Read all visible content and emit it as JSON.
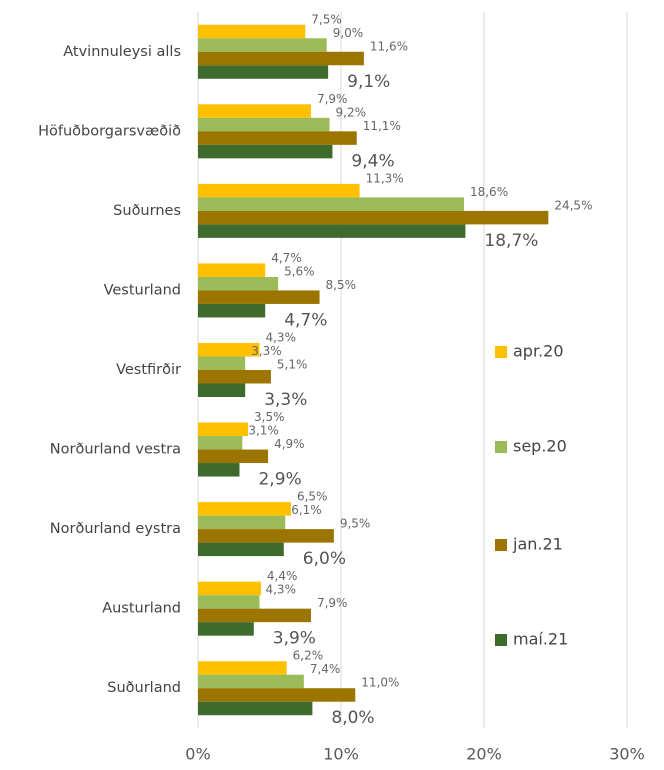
{
  "chart_data": {
    "type": "barh",
    "categories": [
      "Atvinnuleysi alls",
      "Höfuðborgarsvæðið",
      "Suðurnes",
      "Vesturland",
      "Vestfirðir",
      "Norðurland vestra",
      "Norðurland eystra",
      "Austurland",
      "Suðurland"
    ],
    "series": [
      {
        "name": "apr.20",
        "color": "#ffc000",
        "values": [
          7.5,
          7.9,
          11.3,
          4.7,
          4.3,
          3.5,
          6.5,
          4.4,
          6.2
        ],
        "value_labels": [
          "7,5%",
          "7,9%",
          "11,3%",
          "4,7%",
          "4,3%",
          "3,5%",
          "6,5%",
          "4,4%",
          "6,2%"
        ]
      },
      {
        "name": "sep.20",
        "color": "#9bbb59",
        "values": [
          9.0,
          9.2,
          18.6,
          5.6,
          3.3,
          3.1,
          6.1,
          4.3,
          7.4
        ],
        "value_labels": [
          "9,0%",
          "9,2%",
          "18,6%",
          "5,6%",
          "3,3%",
          "3,1%",
          "6,1%",
          "4,3%",
          "7,4%"
        ]
      },
      {
        "name": "jan.21",
        "color": "#9c7400",
        "values": [
          11.6,
          11.1,
          24.5,
          8.5,
          5.1,
          4.9,
          9.5,
          7.9,
          11.0
        ],
        "value_labels": [
          "11,6%",
          "11,1%",
          "24,5%",
          "8,5%",
          "5,1%",
          "4,9%",
          "9,5%",
          "7,9%",
          "11,0%"
        ]
      },
      {
        "name": "maí.21",
        "color": "#3e6b2c",
        "values": [
          9.1,
          9.4,
          18.7,
          4.7,
          3.3,
          2.9,
          6.0,
          3.9,
          8.0
        ],
        "value_labels": [
          "9,1%",
          "9,4%",
          "18,7%",
          "4,7%",
          "3,3%",
          "2,9%",
          "6,0%",
          "3,9%",
          "8,0%"
        ]
      }
    ],
    "xlim": [
      0,
      30
    ],
    "xticks": [
      {
        "value": 0,
        "label": "0%"
      },
      {
        "value": 10,
        "label": "10%"
      },
      {
        "value": 20,
        "label": "20%"
      },
      {
        "value": 30,
        "label": "30%"
      }
    ],
    "grid": true,
    "legend": "right"
  }
}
▬▬▬▬▬▬▬▬▬▬
The records above need to be given again exactly. Omit the pictures.

Read all visible content and emit it as JSON.
{
  "chart_data": {
    "type": "barh",
    "categories": [
      "Atvinnuleysi alls",
      "Höfuðborgarsvæðið",
      "Suðurnes",
      "Vesturland",
      "Vestfirðir",
      "Norðurland vestra",
      "Norðurland eystra",
      "Austurland",
      "Suðurland"
    ],
    "series": [
      {
        "name": "apr.20",
        "color": "#ffc000",
        "values": [
          7.5,
          7.9,
          11.3,
          4.7,
          4.3,
          3.5,
          6.5,
          4.4,
          6.2
        ],
        "value_labels": [
          "7,5%",
          "7,9%",
          "11,3%",
          "4,7%",
          "4,3%",
          "3,5%",
          "6,5%",
          "4,4%",
          "6,2%"
        ]
      },
      {
        "name": "sep.20",
        "color": "#9bbb59",
        "values": [
          9.0,
          9.2,
          18.6,
          5.6,
          3.3,
          3.1,
          6.1,
          4.3,
          7.4
        ],
        "value_labels": [
          "9,0%",
          "9,2%",
          "18,6%",
          "5,6%",
          "3,3%",
          "3,1%",
          "6,1%",
          "4,3%",
          "7,4%"
        ]
      },
      {
        "name": "jan.21",
        "color": "#9c7400",
        "values": [
          11.6,
          11.1,
          24.5,
          8.5,
          5.1,
          4.9,
          9.5,
          7.9,
          11.0
        ],
        "value_labels": [
          "11,6%",
          "11,1%",
          "24,5%",
          "8,5%",
          "5,1%",
          "4,9%",
          "9,5%",
          "7,9%",
          "11,0%"
        ]
      },
      {
        "name": "maí.21",
        "color": "#3e6b2c",
        "values": [
          9.1,
          9.4,
          18.7,
          4.7,
          3.3,
          2.9,
          6.0,
          3.9,
          8.0
        ],
        "value_labels": [
          "9,1%",
          "9,4%",
          "18,7%",
          "4,7%",
          "3,3%",
          "2,9%",
          "6,0%",
          "3,9%",
          "8,0%"
        ]
      }
    ],
    "xlim": [
      0,
      30
    ],
    "xticks": [
      {
        "value": 0,
        "label": "0%"
      },
      {
        "value": 10,
        "label": "10%"
      },
      {
        "value": 20,
        "label": "20%"
      },
      {
        "value": 30,
        "label": "30%"
      }
    ],
    "grid": true,
    "legend": "right"
  }
}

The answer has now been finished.